*What you should do*. Restate the records that follow word for word; no pictures should appear.
----- Data records
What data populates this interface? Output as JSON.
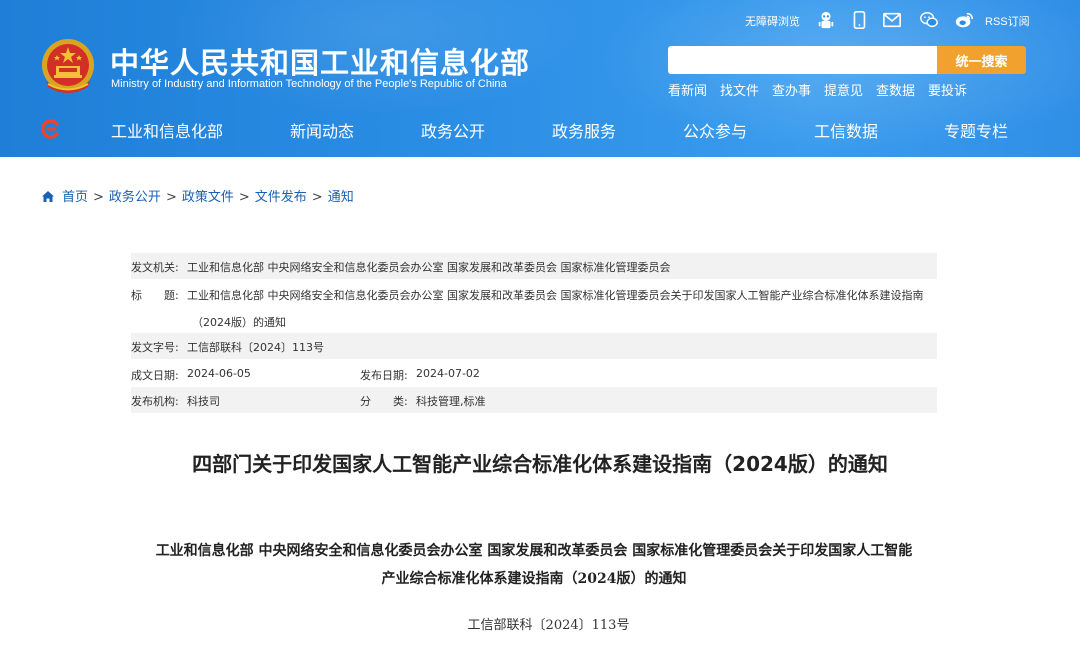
{
  "header": {
    "title": "中华人民共和国工业和信息化部",
    "subtitle": "Ministry of Industry and Information Technology of the People's Republic of China",
    "accessibility_label": "无障碍浏览",
    "rss_label": "RSS订阅",
    "search": {
      "placeholder": "",
      "button_label": "统一搜索"
    },
    "quick_links": [
      "看新闻",
      "找文件",
      "查办事",
      "提意见",
      "查数据",
      "要投诉"
    ]
  },
  "nav": {
    "items": [
      "工业和信息化部",
      "新闻动态",
      "政务公开",
      "政务服务",
      "公众参与",
      "工信数据",
      "专题专栏"
    ]
  },
  "breadcrumb": [
    "首页",
    "政务公开",
    "政策文件",
    "文件发布",
    "通知"
  ],
  "meta": {
    "issuer_label": "发文机关:",
    "issuer_value": "工业和信息化部 中央网络安全和信息化委员会办公室 国家发展和改革委员会 国家标准化管理委员会",
    "title_label": "标　　题:",
    "title_value_line1": "工业和信息化部 中央网络安全和信息化委员会办公室 国家发展和改革委员会 国家标准化管理委员会关于印发国家人工智能产业综合标准化体系建设指南",
    "title_value_line2": "（2024版）的通知",
    "docno_label": "发文字号:",
    "docno_value": "工信部联科〔2024〕113号",
    "created_label": "成文日期:",
    "created_value": "2024-06-05",
    "published_label": "发布日期:",
    "published_value": "2024-07-02",
    "publisher_label": "发布机构:",
    "publisher_value": "科技司",
    "category_label": "分　　类:",
    "category_value": "科技管理,标准"
  },
  "document": {
    "title": "四部门关于印发国家人工智能产业综合标准化体系建设指南（2024版）的通知",
    "heading_line1": "工业和信息化部  中央网络安全和信息化委员会办公室  国家发展和改革委员会  国家标准化管理委员会关于印发国家人工智能",
    "heading_line2": "产业综合标准化体系建设指南（2024版）的通知",
    "number": "工信部联科〔2024〕113号"
  },
  "colors": {
    "header_blue": "#2a8de4",
    "search_button": "#f0a12e",
    "link_blue": "#1a5fb4",
    "row_shade": "#f2f2f2"
  },
  "icons": [
    "national-emblem-icon",
    "robot-accessibility-icon",
    "mobile-icon",
    "mail-icon",
    "wechat-icon",
    "weibo-icon",
    "site-logo-icon",
    "home-icon"
  ]
}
----------
*Result of the exercise*.
What data populates this interface? Output as JSON.
{
  "header": {
    "title": "中华人民共和国工业和信息化部",
    "subtitle": "Ministry of Industry and Information Technology of the People's Republic of China",
    "accessibility_label": "无障碍浏览",
    "rss_label": "RSS订阅",
    "search": {
      "placeholder": "",
      "button_label": "统一搜索"
    },
    "quick_links": [
      "看新闻",
      "找文件",
      "查办事",
      "提意见",
      "查数据",
      "要投诉"
    ]
  },
  "nav": {
    "items": [
      "工业和信息化部",
      "新闻动态",
      "政务公开",
      "政务服务",
      "公众参与",
      "工信数据",
      "专题专栏"
    ]
  },
  "breadcrumb": [
    "首页",
    "政务公开",
    "政策文件",
    "文件发布",
    "通知"
  ],
  "meta": {
    "issuer_label": "发文机关:",
    "issuer_value": "工业和信息化部 中央网络安全和信息化委员会办公室 国家发展和改革委员会 国家标准化管理委员会",
    "title_label": "标　　题:",
    "title_value_line1": "工业和信息化部 中央网络安全和信息化委员会办公室 国家发展和改革委员会 国家标准化管理委员会关于印发国家人工智能产业综合标准化体系建设指南",
    "title_value_line2": "（2024版）的通知",
    "docno_label": "发文字号:",
    "docno_value": "工信部联科〔2024〕113号",
    "created_label": "成文日期:",
    "created_value": "2024-06-05",
    "published_label": "发布日期:",
    "published_value": "2024-07-02",
    "publisher_label": "发布机构:",
    "publisher_value": "科技司",
    "category_label": "分　　类:",
    "category_value": "科技管理,标准"
  },
  "document": {
    "title": "四部门关于印发国家人工智能产业综合标准化体系建设指南（2024版）的通知",
    "heading_line1": "工业和信息化部  中央网络安全和信息化委员会办公室  国家发展和改革委员会  国家标准化管理委员会关于印发国家人工智能",
    "heading_line2": "产业综合标准化体系建设指南（2024版）的通知",
    "number": "工信部联科〔2024〕113号"
  },
  "colors": {
    "header_blue": "#2a8de4",
    "search_button": "#f0a12e",
    "link_blue": "#1a5fb4",
    "row_shade": "#f2f2f2"
  },
  "icons": [
    "national-emblem-icon",
    "robot-accessibility-icon",
    "mobile-icon",
    "mail-icon",
    "wechat-icon",
    "weibo-icon",
    "site-logo-icon",
    "home-icon"
  ]
}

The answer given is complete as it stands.